- Trecho do texto:
====================

Uma saída para a crise: foco na Política, não nos políticos


Por Kristen Sample e Jorge Valladares – Texto do Foreign Policy
 
Tradução, adaptação e edição – Nicholle Murmel

 
Nos últimos anos temos visto mais e mais protestos, talvez mais do que em qualquer outro nomento da História. Da Índia até a Bulgária, passando pelo Brasil, cidadãos foram às ruas para expressar sua frustração. Segundo pesquisa do do International Institute of Democracy and Electoral Assistance (nternatinal IDEA),  não é surpresa que boa parte dessas manifestações (58%) sejam por causa de questões econômicas, mas a raiva por conta da falha de representatividade política não fica muito atrás (45%). As pessoas declaram em voz alta que esperam melhores resultados por parte de seus representantes. Sendo assim, o que um político deve fazer para atender a essas demandas?
 
Não há solução rápida, mas há soluções. A pesquisa mostra que políticos que servem aos cidadãos assumindo compromissos com políticas de abrangência nacional – os chamados programáticos – têm mais chance de alcançar mudanças do que aqueles que confiam em relações de patronagem, componentes étnicos ou puro carisma.

====================

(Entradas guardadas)
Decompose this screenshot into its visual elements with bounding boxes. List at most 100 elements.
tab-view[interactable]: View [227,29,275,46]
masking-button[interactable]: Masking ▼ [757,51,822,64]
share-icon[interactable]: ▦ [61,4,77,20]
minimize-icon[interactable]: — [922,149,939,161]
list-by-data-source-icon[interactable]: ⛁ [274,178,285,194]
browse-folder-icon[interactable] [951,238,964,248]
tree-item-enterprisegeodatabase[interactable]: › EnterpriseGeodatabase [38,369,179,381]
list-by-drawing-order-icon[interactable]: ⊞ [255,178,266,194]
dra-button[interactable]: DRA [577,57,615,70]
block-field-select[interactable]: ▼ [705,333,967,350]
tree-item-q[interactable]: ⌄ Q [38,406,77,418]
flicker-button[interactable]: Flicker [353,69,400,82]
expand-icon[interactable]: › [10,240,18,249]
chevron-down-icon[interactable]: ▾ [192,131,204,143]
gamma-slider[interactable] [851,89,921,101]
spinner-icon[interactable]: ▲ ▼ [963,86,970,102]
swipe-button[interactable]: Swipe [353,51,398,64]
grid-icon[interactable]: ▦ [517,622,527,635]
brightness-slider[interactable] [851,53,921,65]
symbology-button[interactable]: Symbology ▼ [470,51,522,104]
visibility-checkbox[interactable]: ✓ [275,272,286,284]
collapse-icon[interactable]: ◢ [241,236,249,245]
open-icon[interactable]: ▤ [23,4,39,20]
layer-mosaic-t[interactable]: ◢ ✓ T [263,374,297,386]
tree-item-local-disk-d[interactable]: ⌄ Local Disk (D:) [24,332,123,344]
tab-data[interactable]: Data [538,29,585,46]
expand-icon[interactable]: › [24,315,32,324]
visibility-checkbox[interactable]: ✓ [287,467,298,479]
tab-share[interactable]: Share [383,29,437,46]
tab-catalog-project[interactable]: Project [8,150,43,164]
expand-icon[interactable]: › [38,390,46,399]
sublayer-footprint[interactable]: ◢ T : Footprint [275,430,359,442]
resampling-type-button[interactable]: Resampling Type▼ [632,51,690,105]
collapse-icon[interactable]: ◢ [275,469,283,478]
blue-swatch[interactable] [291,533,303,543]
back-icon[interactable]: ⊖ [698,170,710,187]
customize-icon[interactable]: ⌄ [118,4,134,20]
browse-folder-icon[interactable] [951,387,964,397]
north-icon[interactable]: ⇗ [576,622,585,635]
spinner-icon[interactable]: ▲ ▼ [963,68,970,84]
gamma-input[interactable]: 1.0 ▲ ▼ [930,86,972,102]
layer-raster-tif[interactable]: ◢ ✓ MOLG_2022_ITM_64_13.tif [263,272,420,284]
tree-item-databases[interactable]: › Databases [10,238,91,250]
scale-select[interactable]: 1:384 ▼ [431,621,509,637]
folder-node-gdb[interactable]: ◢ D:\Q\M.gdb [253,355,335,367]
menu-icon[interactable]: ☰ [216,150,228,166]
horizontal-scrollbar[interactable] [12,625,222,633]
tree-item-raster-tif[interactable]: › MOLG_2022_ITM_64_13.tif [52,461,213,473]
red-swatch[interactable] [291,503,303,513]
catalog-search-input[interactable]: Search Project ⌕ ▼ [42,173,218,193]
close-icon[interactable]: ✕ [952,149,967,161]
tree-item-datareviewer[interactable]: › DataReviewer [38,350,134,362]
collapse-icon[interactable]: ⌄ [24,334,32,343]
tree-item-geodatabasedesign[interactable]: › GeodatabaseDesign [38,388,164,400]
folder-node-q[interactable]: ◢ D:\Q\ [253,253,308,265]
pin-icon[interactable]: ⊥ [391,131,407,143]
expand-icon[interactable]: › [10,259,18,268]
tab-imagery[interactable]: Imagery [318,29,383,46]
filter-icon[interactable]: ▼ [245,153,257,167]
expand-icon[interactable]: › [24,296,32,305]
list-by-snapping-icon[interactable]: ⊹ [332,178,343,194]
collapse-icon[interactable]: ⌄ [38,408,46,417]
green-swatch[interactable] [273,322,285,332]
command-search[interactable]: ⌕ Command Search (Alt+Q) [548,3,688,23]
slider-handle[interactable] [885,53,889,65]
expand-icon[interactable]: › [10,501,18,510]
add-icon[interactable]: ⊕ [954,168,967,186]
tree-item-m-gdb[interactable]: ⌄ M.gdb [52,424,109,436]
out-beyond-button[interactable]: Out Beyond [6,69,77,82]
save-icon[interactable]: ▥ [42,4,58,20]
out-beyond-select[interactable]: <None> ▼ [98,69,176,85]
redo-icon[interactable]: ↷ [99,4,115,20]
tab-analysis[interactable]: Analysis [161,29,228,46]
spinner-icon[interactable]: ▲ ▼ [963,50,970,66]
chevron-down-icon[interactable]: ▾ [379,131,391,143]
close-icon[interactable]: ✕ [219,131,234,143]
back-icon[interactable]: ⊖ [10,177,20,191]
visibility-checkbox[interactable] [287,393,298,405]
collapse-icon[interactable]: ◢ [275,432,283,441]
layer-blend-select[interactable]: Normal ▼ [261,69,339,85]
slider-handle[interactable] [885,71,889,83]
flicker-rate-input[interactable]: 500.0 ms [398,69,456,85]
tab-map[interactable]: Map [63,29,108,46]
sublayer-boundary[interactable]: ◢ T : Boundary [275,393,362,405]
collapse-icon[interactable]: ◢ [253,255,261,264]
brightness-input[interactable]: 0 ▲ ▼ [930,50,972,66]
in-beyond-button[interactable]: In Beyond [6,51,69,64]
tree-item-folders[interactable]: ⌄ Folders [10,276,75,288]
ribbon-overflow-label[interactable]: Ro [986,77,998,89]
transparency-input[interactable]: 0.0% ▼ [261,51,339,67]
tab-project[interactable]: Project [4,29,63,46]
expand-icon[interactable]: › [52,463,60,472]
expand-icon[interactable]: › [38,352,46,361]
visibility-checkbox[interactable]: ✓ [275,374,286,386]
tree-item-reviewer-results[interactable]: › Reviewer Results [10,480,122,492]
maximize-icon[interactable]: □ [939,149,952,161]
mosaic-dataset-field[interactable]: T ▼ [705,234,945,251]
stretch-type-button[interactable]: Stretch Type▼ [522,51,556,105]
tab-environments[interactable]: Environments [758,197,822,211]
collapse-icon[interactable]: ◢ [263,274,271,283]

====================

- Detalhes do problema:
Copie sem nenhuma mudança a parte do artigo sobre protestos e política que vai de "Uma saída para" até "a essas demandas?".

- Resposta:
Uma saída para a crise: foco na Política, não nos políticos


Por Kristen Sample e Jorge Valladares – Texto do Foreign Policy
 
Tradução, adaptação e edição – Nicholle Murmel

 
Nos últimos anos temos visto mais e mais protestos, talvez mais do que em qualquer outro nomento da História. Da Índia até a Bulgária, passando pelo Brasil, cidadãos foram às ruas para expressar sua frustração. Segundo pesquisa do do International Institute of Democracy and Electoral Assistance (nternatinal IDEA),  não é surpresa que boa parte dessas manifestações (58%) sejam por causa de questões econômicas, mas a raiva por conta da falha de representatividade política não fica muito atrás (45%). As pessoas declaram em voz alta que esperam melhores resultados por parte de seus representantes. Sendo assim, o que um político deve fazer para atender a essas demandas?